Exercise requirements> Scan the data below. Pull out each line where "suffix" occurs.
* START Dataset entries *
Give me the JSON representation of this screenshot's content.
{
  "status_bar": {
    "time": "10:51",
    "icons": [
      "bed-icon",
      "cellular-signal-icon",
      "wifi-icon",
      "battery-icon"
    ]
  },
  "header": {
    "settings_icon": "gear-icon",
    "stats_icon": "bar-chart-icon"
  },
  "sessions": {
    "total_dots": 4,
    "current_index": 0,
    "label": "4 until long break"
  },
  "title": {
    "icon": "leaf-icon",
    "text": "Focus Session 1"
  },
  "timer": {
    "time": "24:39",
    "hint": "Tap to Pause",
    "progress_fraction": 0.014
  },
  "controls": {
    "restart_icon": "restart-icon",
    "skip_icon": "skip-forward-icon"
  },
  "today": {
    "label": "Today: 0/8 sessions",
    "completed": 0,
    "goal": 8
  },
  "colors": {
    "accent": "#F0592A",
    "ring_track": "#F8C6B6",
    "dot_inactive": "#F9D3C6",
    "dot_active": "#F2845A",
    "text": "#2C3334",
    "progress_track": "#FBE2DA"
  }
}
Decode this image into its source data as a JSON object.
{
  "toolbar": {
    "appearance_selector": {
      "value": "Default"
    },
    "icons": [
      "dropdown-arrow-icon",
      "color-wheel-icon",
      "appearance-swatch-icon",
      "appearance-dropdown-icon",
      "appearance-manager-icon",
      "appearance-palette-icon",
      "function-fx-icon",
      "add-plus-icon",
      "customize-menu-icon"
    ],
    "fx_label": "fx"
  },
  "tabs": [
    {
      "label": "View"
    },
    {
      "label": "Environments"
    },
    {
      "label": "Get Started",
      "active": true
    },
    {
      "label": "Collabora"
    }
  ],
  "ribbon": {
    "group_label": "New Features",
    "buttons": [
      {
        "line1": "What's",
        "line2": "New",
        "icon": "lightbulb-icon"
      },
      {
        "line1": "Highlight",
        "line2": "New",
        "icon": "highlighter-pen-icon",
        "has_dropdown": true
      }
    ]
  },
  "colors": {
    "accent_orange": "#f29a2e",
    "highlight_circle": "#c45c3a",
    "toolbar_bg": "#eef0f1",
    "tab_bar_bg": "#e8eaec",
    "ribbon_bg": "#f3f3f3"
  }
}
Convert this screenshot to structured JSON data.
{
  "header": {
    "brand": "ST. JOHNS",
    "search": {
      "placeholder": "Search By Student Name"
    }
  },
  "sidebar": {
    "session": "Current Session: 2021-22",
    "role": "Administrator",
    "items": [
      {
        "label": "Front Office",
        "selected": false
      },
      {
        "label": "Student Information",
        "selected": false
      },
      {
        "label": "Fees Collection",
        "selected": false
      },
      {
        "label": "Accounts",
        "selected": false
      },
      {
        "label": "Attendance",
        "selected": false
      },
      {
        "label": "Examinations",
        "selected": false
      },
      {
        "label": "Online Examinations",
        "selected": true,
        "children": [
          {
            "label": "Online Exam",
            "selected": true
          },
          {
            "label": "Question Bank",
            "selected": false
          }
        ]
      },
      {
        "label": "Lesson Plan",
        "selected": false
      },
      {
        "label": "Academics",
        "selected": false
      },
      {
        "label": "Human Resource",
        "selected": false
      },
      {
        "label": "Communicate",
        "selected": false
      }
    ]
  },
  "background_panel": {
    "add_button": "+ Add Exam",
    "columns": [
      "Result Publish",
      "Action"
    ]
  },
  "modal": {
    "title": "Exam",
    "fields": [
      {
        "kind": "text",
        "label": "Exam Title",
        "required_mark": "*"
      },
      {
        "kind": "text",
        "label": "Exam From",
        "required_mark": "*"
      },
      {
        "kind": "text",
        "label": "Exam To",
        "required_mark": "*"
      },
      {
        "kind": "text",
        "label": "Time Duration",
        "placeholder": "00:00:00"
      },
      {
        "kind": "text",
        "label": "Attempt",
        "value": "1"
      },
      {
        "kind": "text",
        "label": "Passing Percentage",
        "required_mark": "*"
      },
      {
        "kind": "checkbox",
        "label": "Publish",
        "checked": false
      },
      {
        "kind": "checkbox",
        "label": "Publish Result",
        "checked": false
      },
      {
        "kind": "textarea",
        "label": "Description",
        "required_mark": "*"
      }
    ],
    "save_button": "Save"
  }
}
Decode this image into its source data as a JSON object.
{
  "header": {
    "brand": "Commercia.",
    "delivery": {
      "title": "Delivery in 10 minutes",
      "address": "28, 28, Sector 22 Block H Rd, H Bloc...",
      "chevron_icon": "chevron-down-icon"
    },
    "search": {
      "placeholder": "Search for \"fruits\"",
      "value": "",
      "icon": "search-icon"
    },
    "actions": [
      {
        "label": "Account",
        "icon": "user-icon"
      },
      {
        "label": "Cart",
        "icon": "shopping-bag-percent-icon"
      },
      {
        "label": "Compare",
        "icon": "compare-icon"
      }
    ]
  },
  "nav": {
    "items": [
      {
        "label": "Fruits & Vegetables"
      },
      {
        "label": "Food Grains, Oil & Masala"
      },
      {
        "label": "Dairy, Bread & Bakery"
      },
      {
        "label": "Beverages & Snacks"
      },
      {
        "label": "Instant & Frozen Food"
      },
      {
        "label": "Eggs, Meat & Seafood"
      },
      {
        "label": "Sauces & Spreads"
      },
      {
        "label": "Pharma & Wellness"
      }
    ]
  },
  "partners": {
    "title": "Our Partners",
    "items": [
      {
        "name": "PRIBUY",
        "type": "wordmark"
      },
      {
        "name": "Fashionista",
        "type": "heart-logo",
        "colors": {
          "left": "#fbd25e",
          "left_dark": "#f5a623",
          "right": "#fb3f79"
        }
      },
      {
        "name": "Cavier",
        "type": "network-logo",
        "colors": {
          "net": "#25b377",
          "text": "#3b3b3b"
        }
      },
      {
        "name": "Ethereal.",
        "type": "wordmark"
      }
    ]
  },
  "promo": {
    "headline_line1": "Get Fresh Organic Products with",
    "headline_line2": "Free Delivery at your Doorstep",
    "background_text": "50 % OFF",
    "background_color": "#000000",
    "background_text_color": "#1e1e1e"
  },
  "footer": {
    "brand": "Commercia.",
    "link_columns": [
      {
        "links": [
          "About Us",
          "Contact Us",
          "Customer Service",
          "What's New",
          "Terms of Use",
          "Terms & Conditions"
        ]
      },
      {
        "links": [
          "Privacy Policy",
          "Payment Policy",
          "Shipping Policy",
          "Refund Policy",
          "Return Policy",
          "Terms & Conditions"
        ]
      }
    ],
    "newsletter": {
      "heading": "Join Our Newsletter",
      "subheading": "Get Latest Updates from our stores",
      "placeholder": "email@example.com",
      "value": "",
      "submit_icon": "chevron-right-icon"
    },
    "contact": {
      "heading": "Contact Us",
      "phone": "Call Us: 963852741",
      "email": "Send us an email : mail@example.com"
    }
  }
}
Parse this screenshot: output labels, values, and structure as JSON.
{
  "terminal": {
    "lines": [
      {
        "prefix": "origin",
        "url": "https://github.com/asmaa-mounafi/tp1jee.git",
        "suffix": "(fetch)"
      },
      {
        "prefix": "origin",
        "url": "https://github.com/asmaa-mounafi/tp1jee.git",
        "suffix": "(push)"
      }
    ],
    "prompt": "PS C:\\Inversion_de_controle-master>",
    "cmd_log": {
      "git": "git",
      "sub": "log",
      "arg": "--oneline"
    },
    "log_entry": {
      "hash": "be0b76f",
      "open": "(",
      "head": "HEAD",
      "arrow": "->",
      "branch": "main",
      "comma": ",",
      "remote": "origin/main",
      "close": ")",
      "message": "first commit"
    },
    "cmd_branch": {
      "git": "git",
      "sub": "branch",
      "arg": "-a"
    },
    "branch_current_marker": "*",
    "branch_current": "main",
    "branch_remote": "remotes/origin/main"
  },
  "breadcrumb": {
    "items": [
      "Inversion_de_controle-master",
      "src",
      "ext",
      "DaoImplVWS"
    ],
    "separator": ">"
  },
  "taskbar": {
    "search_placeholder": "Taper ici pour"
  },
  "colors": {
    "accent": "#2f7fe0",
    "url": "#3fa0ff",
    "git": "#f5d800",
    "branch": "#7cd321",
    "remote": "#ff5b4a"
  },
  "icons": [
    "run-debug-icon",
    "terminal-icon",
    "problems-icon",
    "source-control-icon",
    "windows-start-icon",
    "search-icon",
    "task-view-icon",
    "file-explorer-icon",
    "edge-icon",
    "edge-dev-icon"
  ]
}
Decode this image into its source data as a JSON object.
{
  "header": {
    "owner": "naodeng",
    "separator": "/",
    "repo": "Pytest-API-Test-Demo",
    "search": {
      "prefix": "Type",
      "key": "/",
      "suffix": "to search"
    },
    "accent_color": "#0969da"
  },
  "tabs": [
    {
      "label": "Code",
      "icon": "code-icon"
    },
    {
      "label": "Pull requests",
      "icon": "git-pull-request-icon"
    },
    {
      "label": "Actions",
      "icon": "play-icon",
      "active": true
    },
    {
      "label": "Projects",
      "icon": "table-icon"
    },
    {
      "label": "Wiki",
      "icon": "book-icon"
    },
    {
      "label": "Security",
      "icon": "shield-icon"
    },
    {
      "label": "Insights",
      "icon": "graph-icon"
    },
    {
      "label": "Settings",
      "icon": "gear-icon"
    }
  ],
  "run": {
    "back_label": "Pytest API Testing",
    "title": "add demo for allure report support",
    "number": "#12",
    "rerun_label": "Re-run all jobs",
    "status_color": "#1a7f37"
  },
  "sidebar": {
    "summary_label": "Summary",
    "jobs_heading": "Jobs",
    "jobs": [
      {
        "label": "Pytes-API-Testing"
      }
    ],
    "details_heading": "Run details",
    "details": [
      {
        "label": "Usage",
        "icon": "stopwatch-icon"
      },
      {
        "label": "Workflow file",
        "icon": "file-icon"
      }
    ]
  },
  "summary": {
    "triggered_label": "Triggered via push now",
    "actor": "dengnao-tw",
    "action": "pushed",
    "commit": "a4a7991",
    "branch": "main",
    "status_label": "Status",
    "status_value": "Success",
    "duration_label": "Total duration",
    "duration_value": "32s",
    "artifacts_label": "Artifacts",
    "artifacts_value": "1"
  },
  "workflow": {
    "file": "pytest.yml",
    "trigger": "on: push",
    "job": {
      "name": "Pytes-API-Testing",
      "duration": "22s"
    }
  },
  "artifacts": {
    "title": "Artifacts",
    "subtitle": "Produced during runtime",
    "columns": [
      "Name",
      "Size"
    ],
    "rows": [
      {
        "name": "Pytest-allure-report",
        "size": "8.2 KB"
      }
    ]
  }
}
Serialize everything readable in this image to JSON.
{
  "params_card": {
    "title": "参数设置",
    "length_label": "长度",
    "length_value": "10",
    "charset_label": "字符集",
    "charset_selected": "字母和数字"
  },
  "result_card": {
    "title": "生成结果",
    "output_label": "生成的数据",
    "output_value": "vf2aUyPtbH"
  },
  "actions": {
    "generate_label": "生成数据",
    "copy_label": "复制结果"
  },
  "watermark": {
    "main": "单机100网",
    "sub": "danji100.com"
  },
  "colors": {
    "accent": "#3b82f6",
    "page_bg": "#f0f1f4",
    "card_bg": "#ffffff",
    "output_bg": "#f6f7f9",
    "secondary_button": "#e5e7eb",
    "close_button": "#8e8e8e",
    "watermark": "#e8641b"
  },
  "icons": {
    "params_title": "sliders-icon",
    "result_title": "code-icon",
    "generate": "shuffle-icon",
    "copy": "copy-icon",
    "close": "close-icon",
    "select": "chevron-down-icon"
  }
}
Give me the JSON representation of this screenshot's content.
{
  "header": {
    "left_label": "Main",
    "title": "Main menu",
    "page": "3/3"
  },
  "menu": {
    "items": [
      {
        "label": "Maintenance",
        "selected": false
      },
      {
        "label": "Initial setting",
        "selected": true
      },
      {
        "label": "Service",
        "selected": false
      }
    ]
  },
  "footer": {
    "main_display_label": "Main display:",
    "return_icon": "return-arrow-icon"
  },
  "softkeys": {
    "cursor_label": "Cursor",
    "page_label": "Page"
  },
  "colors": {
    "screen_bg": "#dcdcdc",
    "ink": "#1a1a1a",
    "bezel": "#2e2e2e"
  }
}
* END Dataset entries *
Answer for this exercise>
        "suffix": "(fetch)"
        "suffix": "(push)"
      "suffix": "to search"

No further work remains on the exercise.